[Items listed in a dataset]
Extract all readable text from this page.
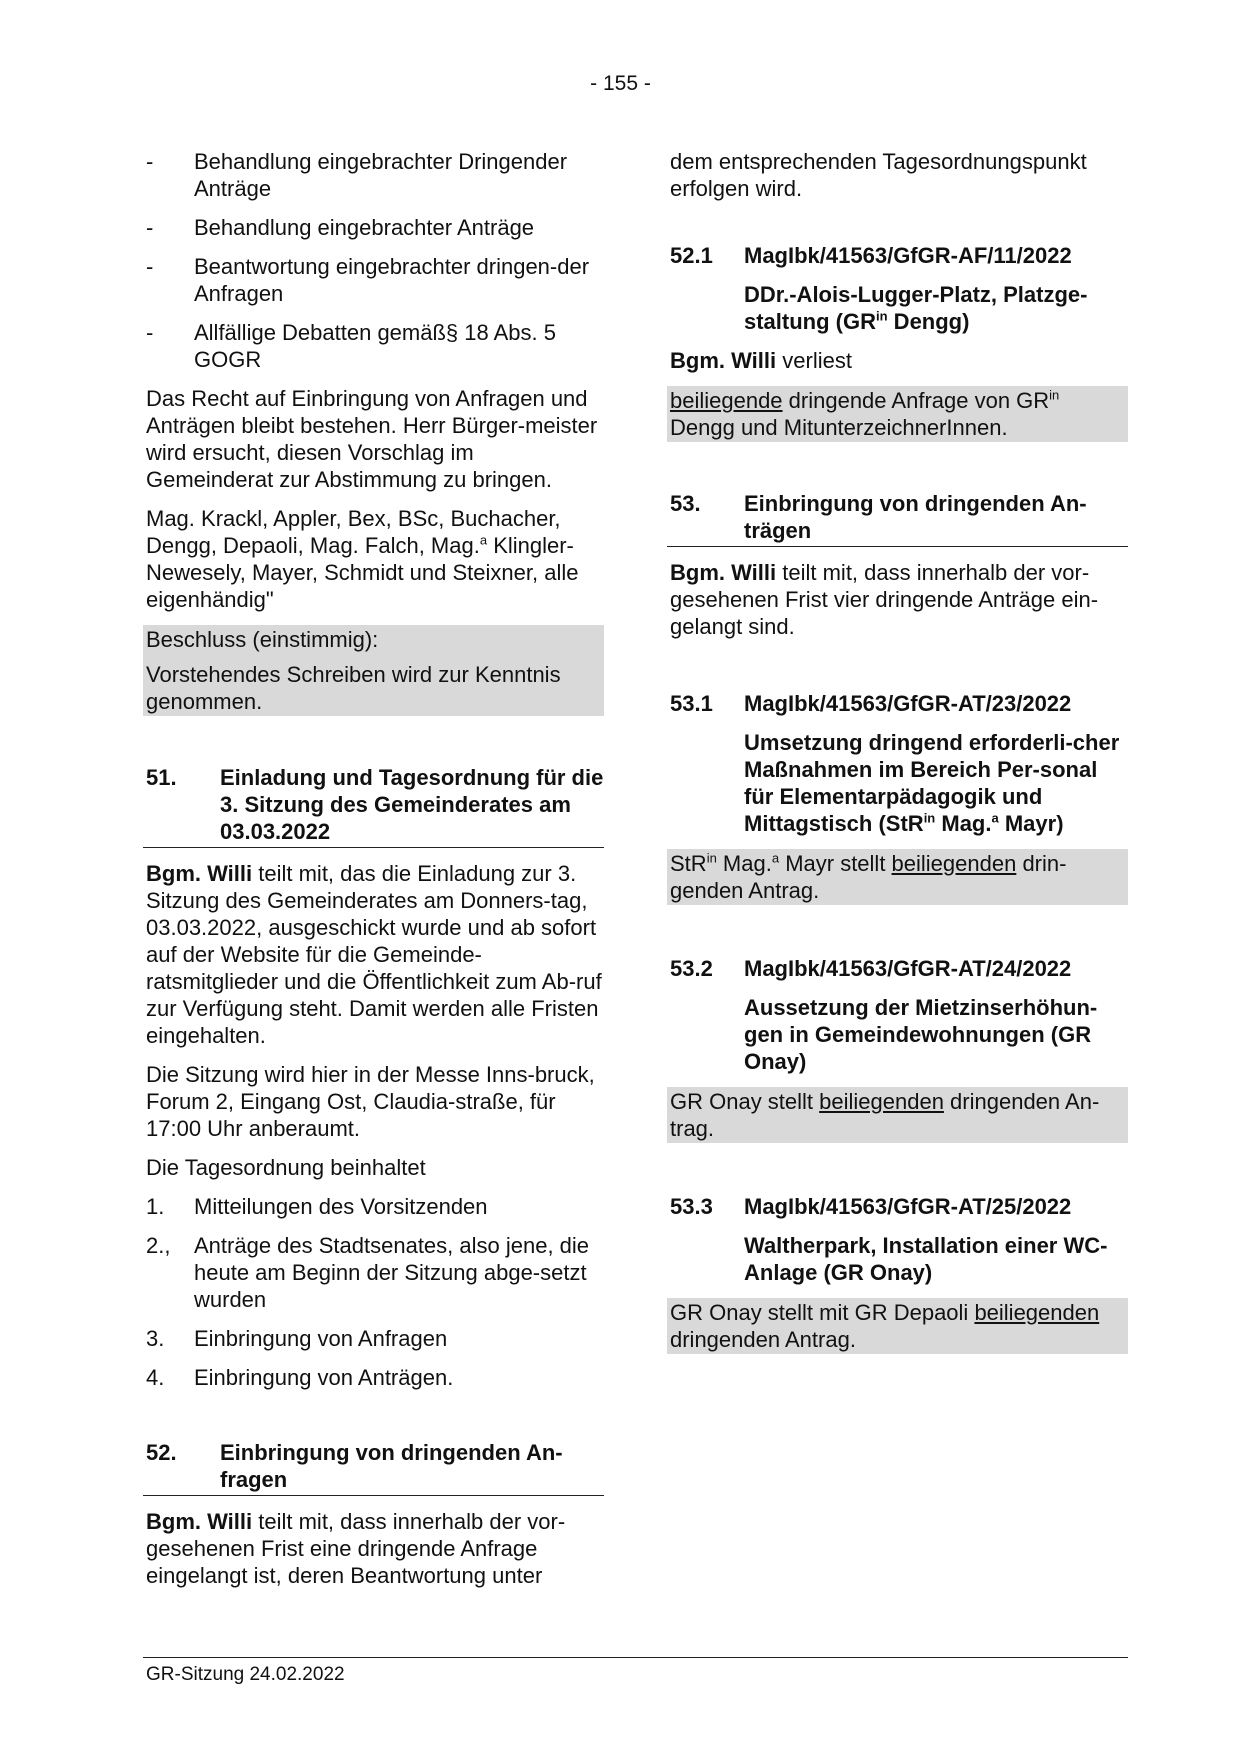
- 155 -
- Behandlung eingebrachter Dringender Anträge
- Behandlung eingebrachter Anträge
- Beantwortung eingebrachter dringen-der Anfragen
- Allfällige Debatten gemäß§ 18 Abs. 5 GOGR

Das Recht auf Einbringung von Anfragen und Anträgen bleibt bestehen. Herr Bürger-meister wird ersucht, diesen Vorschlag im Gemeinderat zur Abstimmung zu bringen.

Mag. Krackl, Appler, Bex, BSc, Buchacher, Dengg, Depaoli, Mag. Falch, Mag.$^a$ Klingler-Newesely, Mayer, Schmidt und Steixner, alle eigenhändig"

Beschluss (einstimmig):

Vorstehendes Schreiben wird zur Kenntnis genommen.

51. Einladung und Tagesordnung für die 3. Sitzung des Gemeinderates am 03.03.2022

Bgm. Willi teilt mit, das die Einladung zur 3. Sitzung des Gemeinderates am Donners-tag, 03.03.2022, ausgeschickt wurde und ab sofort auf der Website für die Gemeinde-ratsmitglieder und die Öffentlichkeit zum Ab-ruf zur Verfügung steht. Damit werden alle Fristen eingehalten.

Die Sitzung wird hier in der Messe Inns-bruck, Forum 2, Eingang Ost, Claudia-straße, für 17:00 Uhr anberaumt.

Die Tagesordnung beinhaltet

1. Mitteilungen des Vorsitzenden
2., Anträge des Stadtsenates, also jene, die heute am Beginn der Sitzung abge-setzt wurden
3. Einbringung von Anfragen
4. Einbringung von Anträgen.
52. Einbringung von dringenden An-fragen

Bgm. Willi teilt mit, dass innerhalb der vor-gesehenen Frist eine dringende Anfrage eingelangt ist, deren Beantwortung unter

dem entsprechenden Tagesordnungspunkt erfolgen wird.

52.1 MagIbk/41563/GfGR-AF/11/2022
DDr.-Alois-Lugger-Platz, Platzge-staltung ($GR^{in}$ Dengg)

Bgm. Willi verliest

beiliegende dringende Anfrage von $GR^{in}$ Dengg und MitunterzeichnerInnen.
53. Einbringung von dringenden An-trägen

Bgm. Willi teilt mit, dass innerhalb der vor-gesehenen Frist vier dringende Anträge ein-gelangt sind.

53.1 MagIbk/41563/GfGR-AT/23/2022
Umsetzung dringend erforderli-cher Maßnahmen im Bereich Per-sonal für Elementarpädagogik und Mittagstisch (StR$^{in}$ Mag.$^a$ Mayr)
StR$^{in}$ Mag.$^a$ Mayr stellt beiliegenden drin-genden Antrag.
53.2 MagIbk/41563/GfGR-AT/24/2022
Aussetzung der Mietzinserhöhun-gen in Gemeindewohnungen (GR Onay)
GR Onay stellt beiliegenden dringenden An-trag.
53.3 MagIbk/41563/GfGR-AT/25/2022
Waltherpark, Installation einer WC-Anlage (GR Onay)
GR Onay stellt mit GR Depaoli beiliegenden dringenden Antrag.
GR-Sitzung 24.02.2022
* * *
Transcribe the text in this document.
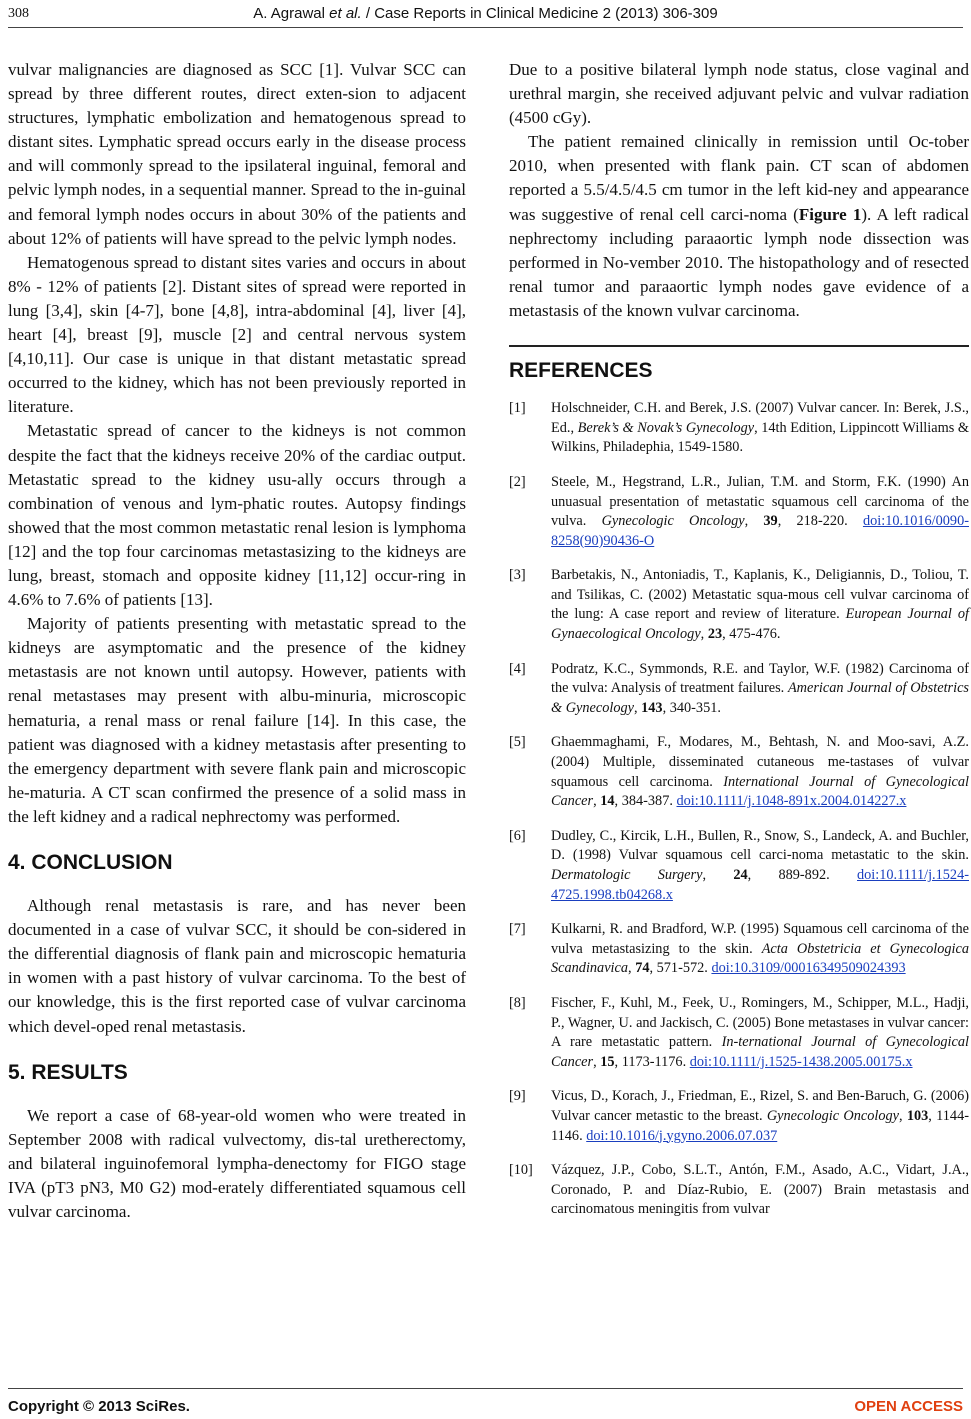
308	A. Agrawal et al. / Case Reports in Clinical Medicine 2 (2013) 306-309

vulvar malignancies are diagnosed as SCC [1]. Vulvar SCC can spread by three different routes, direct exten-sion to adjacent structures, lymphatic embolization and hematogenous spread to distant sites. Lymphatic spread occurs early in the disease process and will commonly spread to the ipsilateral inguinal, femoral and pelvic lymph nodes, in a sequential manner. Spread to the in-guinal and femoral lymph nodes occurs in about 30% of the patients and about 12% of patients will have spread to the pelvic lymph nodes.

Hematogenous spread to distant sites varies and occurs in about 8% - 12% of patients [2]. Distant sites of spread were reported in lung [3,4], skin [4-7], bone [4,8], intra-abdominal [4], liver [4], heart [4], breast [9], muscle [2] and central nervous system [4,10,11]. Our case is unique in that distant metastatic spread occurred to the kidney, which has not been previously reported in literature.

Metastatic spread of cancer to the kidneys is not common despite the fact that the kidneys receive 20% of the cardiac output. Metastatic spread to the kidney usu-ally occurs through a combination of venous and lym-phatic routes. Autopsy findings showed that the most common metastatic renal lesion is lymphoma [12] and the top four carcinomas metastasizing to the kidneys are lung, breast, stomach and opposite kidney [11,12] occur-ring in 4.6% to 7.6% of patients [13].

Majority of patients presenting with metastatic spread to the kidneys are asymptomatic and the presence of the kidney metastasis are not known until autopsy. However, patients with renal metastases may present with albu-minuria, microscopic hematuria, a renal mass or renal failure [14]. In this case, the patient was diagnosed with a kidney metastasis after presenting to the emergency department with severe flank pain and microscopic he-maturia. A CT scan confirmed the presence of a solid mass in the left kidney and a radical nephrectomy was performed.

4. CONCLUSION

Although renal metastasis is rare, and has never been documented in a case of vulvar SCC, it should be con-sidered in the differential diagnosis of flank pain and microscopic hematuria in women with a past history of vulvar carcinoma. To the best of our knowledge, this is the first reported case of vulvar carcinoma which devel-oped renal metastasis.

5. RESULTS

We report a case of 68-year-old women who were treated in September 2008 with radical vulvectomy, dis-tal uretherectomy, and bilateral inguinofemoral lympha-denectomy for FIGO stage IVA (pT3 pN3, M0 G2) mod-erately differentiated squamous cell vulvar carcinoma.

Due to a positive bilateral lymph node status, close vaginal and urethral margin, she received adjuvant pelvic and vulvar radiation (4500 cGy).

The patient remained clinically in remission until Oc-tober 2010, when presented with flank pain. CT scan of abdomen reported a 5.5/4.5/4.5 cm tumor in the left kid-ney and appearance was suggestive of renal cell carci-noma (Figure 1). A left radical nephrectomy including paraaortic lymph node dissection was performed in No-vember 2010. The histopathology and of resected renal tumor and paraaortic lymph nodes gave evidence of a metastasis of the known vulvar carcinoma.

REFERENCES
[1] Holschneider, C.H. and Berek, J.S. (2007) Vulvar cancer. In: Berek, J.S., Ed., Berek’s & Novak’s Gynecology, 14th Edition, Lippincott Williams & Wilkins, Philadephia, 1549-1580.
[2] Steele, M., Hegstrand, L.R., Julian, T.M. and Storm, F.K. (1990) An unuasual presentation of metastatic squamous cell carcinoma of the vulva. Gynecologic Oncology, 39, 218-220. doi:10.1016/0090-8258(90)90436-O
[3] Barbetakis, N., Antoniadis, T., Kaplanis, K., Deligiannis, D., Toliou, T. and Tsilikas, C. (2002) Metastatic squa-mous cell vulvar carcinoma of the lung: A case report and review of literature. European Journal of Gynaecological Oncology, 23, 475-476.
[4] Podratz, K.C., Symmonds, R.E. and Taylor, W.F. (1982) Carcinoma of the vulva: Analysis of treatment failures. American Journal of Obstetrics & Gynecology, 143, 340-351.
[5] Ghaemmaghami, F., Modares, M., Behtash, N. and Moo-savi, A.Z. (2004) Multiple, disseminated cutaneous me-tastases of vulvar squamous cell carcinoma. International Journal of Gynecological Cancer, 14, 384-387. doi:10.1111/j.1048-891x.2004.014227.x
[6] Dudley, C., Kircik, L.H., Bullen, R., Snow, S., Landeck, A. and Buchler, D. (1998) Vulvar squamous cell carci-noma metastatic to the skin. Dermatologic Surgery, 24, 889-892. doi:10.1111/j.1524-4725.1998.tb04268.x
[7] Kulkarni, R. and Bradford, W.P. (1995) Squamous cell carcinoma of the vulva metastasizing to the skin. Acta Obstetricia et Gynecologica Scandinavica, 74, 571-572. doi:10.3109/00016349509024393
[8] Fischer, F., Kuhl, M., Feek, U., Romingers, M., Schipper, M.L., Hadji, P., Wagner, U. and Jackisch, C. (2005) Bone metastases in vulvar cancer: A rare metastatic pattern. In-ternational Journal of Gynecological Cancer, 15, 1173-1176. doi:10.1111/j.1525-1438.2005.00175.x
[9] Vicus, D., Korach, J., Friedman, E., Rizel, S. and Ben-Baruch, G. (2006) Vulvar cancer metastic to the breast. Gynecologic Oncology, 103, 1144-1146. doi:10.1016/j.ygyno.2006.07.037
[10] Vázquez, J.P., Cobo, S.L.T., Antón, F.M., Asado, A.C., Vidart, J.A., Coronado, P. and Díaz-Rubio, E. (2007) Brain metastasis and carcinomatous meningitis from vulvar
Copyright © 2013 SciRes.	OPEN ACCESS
---
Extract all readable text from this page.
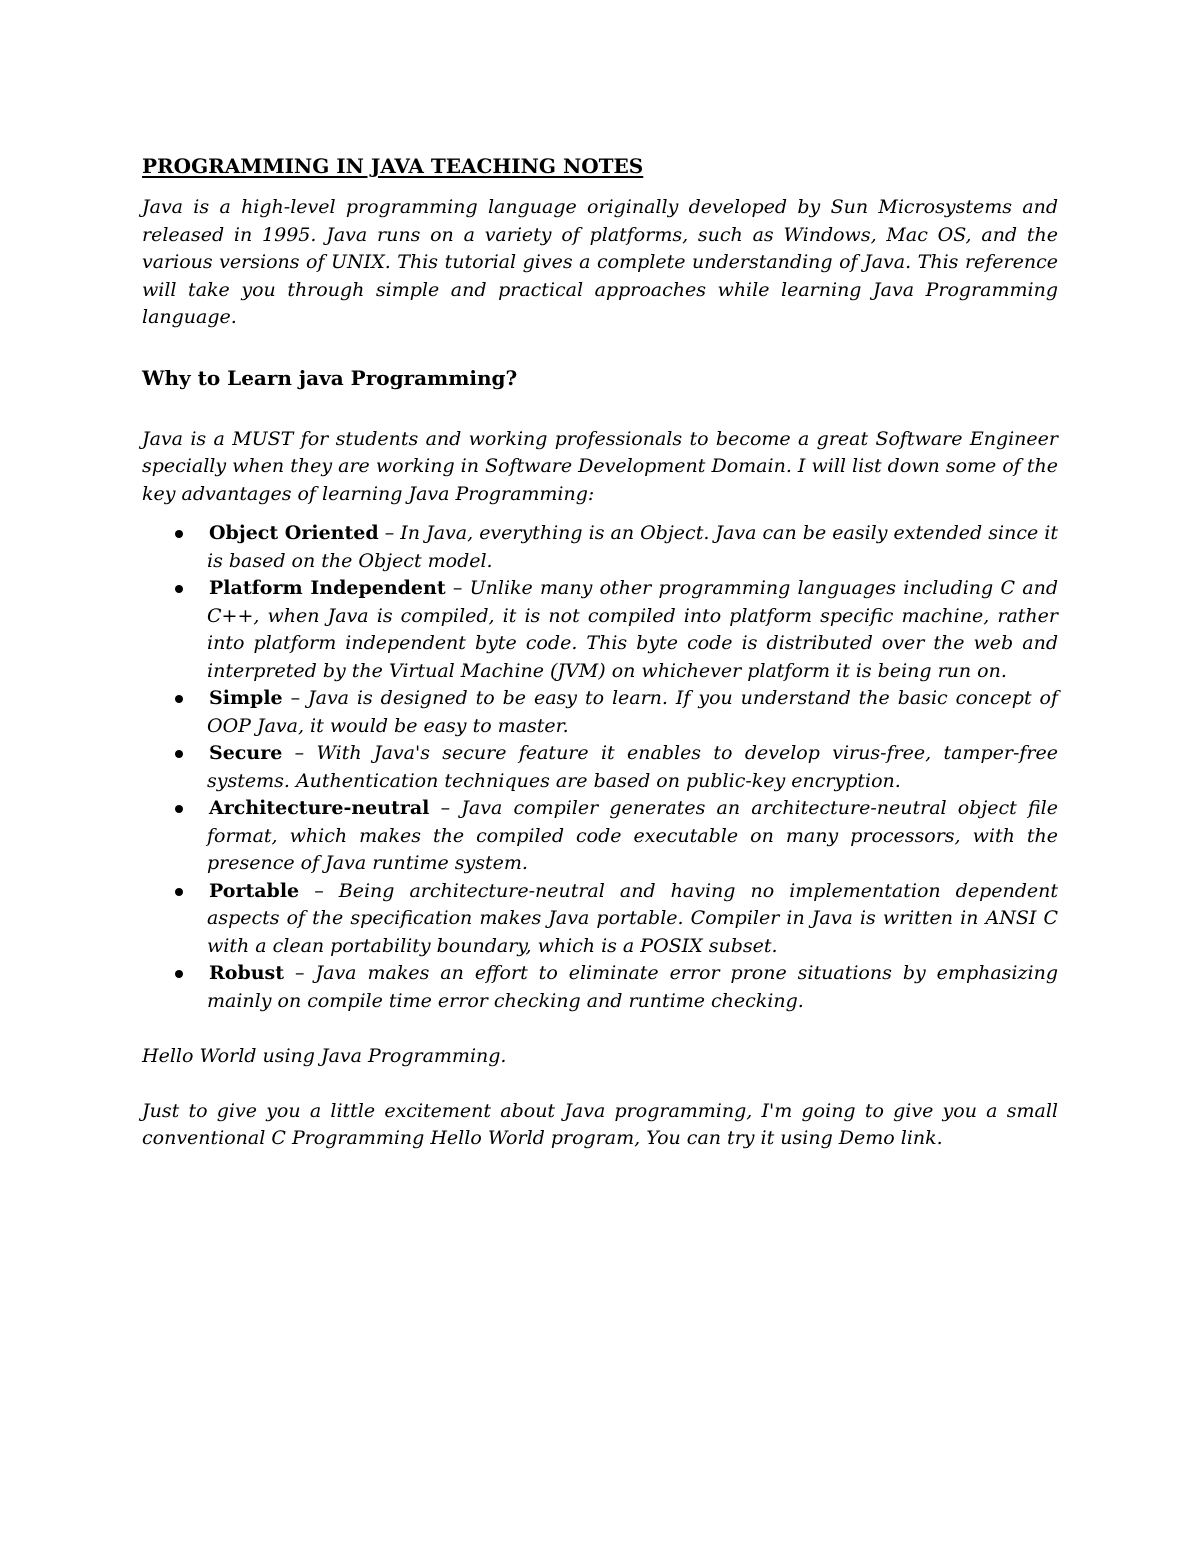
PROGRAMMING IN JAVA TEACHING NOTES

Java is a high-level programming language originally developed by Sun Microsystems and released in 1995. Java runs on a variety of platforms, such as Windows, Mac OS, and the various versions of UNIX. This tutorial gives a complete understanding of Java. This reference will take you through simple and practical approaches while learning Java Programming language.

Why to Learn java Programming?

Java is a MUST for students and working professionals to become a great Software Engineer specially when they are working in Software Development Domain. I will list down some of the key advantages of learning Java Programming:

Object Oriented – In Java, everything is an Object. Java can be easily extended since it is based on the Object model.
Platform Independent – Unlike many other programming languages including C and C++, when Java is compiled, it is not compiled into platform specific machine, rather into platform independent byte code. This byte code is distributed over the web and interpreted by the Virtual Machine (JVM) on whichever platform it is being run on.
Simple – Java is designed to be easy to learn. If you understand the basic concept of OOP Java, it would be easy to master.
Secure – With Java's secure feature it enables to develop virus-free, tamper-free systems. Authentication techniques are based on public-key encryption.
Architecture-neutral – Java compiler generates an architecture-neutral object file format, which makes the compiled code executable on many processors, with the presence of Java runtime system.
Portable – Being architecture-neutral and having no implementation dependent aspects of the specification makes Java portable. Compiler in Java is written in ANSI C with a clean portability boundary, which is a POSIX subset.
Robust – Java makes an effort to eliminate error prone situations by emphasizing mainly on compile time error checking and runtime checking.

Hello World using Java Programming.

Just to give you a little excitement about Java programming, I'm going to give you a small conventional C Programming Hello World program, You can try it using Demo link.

Work instructions
Among the lines of the data, some may contain the string "pelvic"; report how many, and nothing more.

Result below
2